Pull every line containing "Uğurlu" from the entries.
* Begin Records provided *
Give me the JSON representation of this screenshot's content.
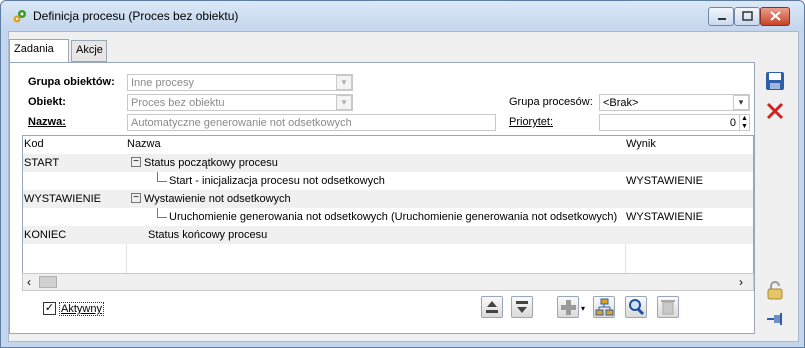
{
  "window": {
    "title": "Definicja procesu (Proces bez obiektu)"
  },
  "tabs": [
    {
      "label": "Zadania"
    },
    {
      "label": "Akcje"
    }
  ],
  "form": {
    "grupa_obiektow_label": "Grupa obiektów:",
    "grupa_obiektow_value": "Inne procesy",
    "obiekt_label": "Obiekt:",
    "obiekt_value": "Proces bez obiektu",
    "nazwa_label": "Nazwa:",
    "nazwa_value": "Automatyczne generowanie not odsetkowych",
    "grupa_procesow_label": "Grupa procesów:",
    "grupa_procesow_value": "<Brak>",
    "priorytet_label": "Priorytet:",
    "priorytet_value": "0"
  },
  "grid": {
    "columns": [
      "Kod",
      "Nazwa",
      "Wynik"
    ],
    "rows": [
      {
        "kod": "START",
        "nazwa": "Status początkowy procesu",
        "wynik": "",
        "level": 0,
        "toggle": "−"
      },
      {
        "kod": "",
        "nazwa": "Start - inicjalizacja procesu not odsetkowych",
        "wynik": "WYSTAWIENIE",
        "level": 1,
        "toggle": ""
      },
      {
        "kod": "WYSTAWIENIE",
        "nazwa": "Wystawienie not odsetkowych",
        "wynik": "",
        "level": 0,
        "toggle": "−"
      },
      {
        "kod": "",
        "nazwa": "Uruchomienie generowania not odsetkowych (Uruchomienie generowania not odsetkowych)",
        "wynik": "WYSTAWIENIE",
        "level": 1,
        "toggle": ""
      },
      {
        "kod": "KONIEC",
        "nazwa": "Status końcowy procesu",
        "wynik": "",
        "level": 0,
        "toggle": ""
      }
    ]
  },
  "footer": {
    "aktywny_label": "Aktywny",
    "aktywny_checked": true
  },
  "colors": {
    "save": "#2f5fa8",
    "delete": "#d12020",
    "toolbar_green": "#3a9a2a"
  }
}
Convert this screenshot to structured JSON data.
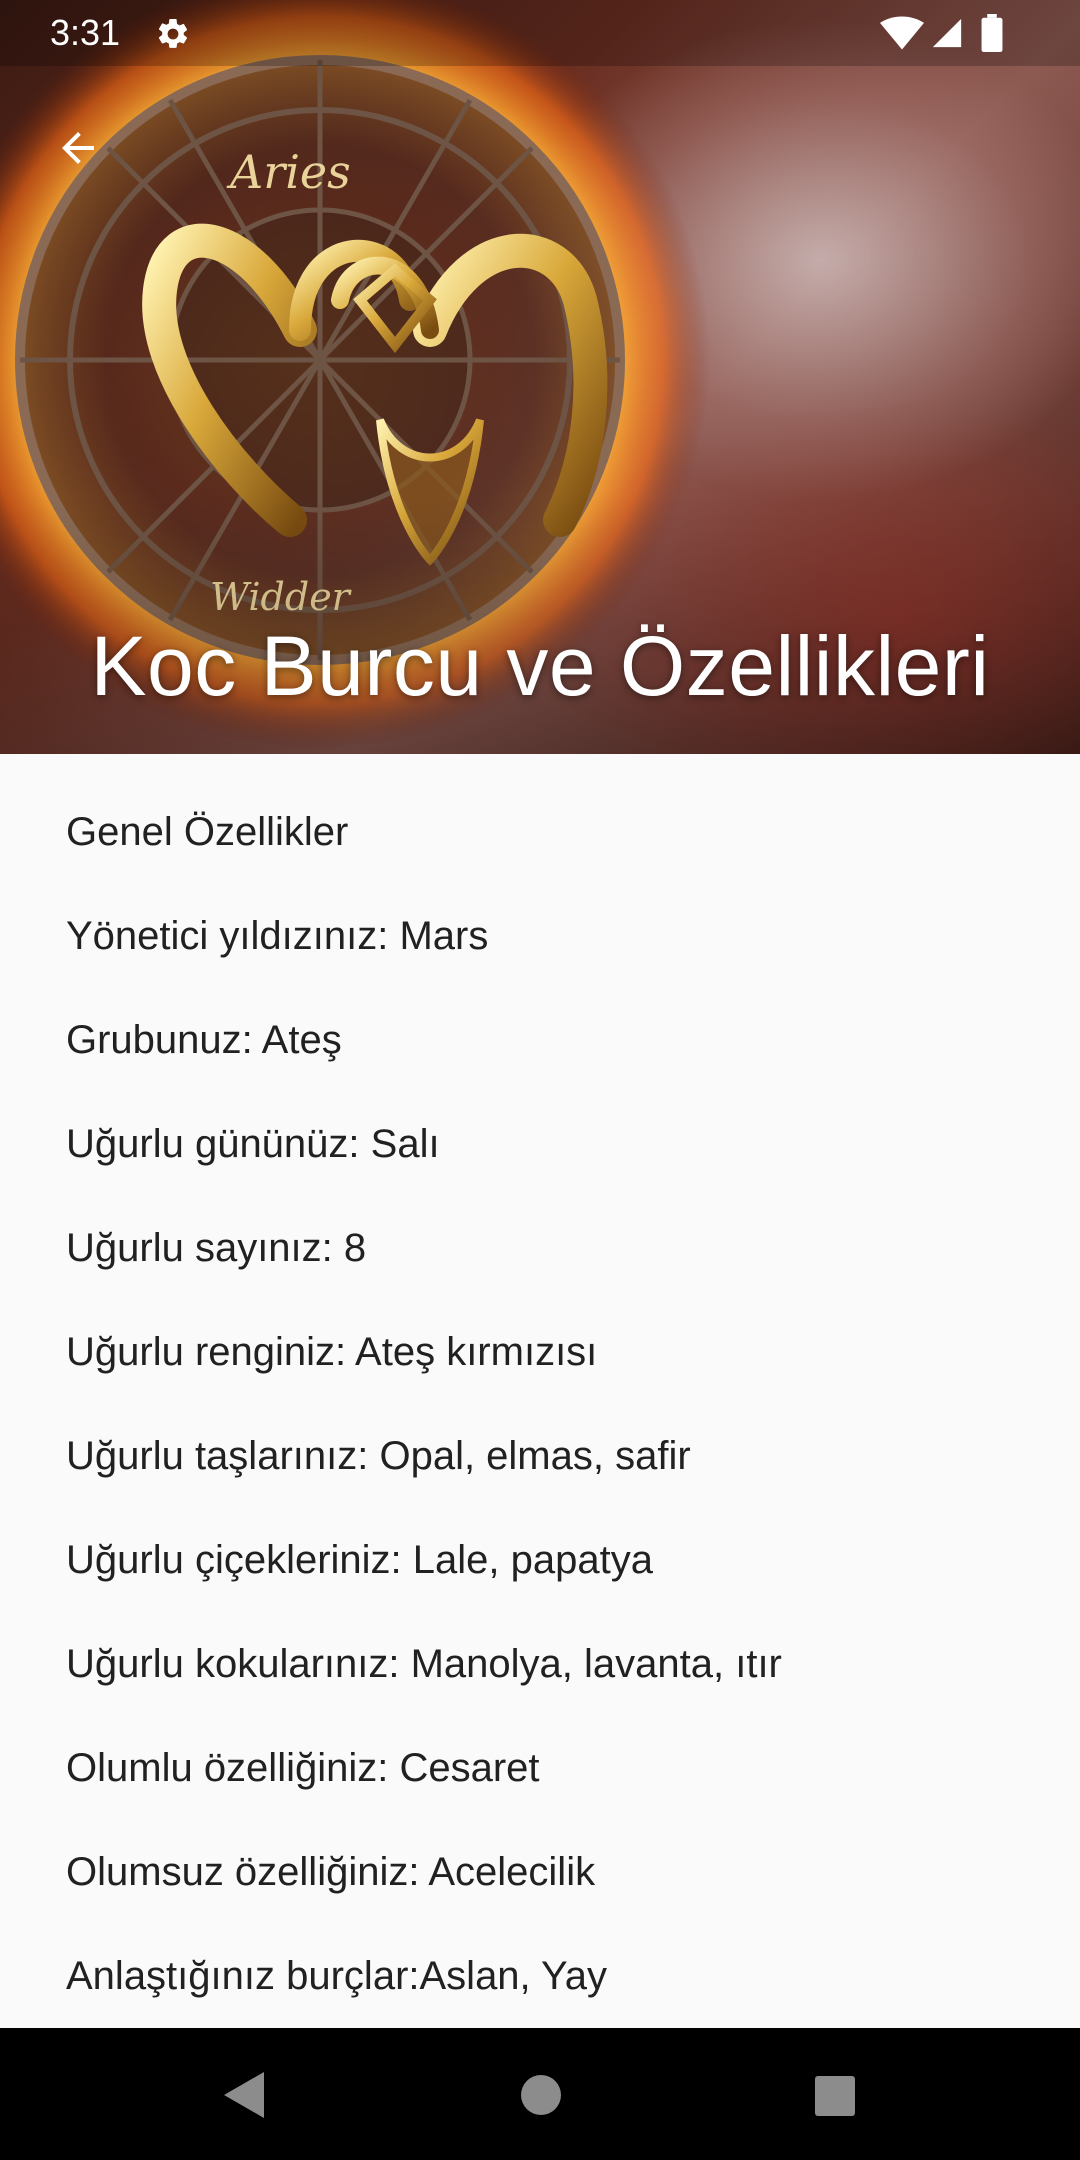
{
  "status_bar": {
    "time": "3:31",
    "icons": [
      "gear-icon",
      "wifi-icon",
      "signal-icon",
      "battery-icon"
    ]
  },
  "header": {
    "back_icon": "arrow-back-icon",
    "title": "Koc Burcu ve Özellikleri",
    "image_lettering": [
      "Aries",
      "Widder"
    ],
    "title_color": "#ffffff"
  },
  "features": [
    {
      "text": "Genel Özellikler"
    },
    {
      "text": "Yönetici yıldızınız: Mars"
    },
    {
      "text": "Grubunuz: Ateş"
    },
    {
      "text": "Uğurlu gününüz: Salı"
    },
    {
      "text": "Uğurlu sayınız: 8"
    },
    {
      "text": "Uğurlu renginiz: Ateş kırmızısı"
    },
    {
      "text": "Uğurlu taşlarınız: Opal, elmas, safir"
    },
    {
      "text": "Uğurlu çiçekleriniz: Lale, papatya"
    },
    {
      "text": "Uğurlu kokularınız: Manolya, lavanta, ıtır"
    },
    {
      "text": "Olumlu özelliğiniz: Cesaret"
    },
    {
      "text": "Olumsuz özelliğiniz: Acelecilik"
    },
    {
      "text": "Anlaştığınız burçlar:Aslan, Yay"
    }
  ],
  "nav_bar": {
    "icons": [
      "nav-back-icon",
      "nav-home-icon",
      "nav-recents-icon"
    ]
  },
  "colors": {
    "text": "#212121",
    "background": "#fafafa",
    "nav_bar": "#000000"
  }
}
* End Records provided *
Result of the task:
      "text": "Uğurlu gününüz: Salı"
      "text": "Uğurlu sayınız: 8"
      "text": "Uğurlu renginiz: Ateş kırmızısı"
      "text": "Uğurlu taşlarınız: Opal, elmas, safir"
      "text": "Uğurlu çiçekleriniz: Lale, papatya"
      "text": "Uğurlu kokularınız: Manolya, lavanta, ıtır"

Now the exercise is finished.